• [SET PROBLEM]
Lines containing the string "content" are to be collected in full.

Saved data entries
--------------------
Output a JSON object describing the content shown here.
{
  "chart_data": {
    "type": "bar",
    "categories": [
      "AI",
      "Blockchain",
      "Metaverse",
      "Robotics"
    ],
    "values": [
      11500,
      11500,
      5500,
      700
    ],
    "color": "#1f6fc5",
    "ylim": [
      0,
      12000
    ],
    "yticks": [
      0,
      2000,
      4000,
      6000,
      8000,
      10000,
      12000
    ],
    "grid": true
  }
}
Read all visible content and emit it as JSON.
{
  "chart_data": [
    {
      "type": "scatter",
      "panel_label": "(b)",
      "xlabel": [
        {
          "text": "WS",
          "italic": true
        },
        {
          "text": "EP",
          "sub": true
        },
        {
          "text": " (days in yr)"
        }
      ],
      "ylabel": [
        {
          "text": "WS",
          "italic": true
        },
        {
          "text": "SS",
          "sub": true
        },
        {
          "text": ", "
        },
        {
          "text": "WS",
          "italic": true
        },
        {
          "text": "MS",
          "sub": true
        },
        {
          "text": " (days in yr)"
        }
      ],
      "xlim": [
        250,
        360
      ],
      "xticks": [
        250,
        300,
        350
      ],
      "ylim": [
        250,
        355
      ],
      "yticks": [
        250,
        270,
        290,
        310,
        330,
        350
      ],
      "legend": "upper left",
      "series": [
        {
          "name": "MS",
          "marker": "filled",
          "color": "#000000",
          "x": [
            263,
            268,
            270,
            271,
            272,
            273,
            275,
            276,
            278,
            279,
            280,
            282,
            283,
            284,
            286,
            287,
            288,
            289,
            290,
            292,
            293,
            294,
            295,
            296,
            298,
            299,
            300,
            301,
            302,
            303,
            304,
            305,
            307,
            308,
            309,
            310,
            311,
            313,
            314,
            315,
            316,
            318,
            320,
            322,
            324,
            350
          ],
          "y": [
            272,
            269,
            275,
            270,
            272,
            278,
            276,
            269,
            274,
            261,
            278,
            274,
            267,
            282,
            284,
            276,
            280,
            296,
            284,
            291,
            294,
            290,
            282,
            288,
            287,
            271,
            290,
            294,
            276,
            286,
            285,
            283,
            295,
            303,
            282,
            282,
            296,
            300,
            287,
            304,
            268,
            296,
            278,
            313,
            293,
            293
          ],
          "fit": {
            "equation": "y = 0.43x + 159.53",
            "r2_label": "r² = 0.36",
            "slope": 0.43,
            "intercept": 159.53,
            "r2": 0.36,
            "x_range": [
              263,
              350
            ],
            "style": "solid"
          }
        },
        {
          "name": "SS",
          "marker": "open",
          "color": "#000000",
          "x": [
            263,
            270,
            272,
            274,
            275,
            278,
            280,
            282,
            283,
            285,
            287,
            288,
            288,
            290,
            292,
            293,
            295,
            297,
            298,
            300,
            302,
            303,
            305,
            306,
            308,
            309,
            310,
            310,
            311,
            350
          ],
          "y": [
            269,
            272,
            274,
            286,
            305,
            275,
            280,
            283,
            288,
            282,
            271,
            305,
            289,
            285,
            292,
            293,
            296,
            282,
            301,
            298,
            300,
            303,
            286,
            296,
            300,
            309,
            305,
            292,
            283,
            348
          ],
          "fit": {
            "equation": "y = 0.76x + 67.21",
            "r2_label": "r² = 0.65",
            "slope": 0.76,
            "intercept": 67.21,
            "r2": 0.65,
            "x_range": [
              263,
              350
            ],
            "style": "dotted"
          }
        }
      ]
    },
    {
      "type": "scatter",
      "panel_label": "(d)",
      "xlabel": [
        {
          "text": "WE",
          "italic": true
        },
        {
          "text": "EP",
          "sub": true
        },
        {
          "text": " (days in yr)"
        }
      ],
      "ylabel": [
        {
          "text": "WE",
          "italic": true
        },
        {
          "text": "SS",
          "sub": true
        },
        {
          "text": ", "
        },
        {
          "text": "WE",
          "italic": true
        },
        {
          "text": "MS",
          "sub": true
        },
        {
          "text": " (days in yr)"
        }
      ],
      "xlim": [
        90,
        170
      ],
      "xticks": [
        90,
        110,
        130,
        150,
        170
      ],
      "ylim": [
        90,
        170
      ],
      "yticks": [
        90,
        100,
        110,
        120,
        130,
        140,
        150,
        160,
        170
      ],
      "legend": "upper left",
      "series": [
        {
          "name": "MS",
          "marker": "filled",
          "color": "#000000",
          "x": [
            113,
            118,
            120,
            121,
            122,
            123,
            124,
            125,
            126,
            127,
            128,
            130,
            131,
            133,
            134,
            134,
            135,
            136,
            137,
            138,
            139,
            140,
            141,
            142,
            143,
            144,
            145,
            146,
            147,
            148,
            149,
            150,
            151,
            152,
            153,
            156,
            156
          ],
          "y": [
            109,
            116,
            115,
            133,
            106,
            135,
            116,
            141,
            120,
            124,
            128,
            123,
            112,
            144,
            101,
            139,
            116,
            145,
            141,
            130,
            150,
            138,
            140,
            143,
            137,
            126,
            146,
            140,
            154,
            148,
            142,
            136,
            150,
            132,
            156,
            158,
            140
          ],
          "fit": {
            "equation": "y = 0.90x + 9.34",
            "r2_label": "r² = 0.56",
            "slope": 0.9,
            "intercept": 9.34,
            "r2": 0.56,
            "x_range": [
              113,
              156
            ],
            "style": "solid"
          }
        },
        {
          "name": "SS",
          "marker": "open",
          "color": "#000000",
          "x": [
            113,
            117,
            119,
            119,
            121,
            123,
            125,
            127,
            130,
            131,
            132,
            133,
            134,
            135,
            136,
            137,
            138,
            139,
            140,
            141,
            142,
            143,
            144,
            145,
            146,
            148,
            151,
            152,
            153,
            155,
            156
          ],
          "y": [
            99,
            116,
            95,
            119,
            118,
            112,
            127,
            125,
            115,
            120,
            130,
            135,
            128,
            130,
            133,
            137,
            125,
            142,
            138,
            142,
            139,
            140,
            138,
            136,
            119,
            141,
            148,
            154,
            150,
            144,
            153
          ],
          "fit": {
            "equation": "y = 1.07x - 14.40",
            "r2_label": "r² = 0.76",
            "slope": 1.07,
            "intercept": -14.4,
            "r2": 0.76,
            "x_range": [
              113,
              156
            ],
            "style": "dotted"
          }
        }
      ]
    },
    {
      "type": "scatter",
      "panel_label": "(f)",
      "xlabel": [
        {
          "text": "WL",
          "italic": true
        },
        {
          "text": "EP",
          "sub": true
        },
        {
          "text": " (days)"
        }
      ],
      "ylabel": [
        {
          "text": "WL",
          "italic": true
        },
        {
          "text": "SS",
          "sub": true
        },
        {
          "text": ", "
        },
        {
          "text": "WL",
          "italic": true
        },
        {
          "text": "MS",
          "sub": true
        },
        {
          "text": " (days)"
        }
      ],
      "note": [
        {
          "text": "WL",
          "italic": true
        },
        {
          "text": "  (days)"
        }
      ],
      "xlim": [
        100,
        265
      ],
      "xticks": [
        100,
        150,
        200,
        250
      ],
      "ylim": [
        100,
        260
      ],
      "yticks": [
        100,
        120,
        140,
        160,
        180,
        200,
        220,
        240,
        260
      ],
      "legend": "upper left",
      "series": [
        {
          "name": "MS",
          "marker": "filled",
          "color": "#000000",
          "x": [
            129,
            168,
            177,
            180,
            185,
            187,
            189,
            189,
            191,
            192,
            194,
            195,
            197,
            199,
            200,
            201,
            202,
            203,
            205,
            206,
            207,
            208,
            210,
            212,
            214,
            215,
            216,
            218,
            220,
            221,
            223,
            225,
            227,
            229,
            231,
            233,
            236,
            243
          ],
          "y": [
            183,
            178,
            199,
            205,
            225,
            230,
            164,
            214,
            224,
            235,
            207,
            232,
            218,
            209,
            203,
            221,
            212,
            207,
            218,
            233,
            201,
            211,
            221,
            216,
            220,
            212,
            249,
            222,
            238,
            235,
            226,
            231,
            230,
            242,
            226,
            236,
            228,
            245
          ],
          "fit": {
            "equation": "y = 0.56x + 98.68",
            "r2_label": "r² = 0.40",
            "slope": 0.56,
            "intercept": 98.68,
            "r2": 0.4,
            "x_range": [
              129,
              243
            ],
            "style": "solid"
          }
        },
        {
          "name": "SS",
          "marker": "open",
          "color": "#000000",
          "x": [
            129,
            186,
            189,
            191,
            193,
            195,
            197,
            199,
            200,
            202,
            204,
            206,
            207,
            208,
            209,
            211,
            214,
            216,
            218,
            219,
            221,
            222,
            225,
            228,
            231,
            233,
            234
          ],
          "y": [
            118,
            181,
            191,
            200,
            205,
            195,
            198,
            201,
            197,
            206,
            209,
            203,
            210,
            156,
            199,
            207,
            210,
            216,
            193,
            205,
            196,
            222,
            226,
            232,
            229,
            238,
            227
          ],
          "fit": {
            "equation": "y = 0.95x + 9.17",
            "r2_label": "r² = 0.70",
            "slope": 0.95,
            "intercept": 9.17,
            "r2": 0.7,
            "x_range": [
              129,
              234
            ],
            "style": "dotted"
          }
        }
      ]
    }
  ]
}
--------------------
• [WORKED SOLUTION]
Output a JSON object describing the content shown here.
Read all visible content and emit it as JSON.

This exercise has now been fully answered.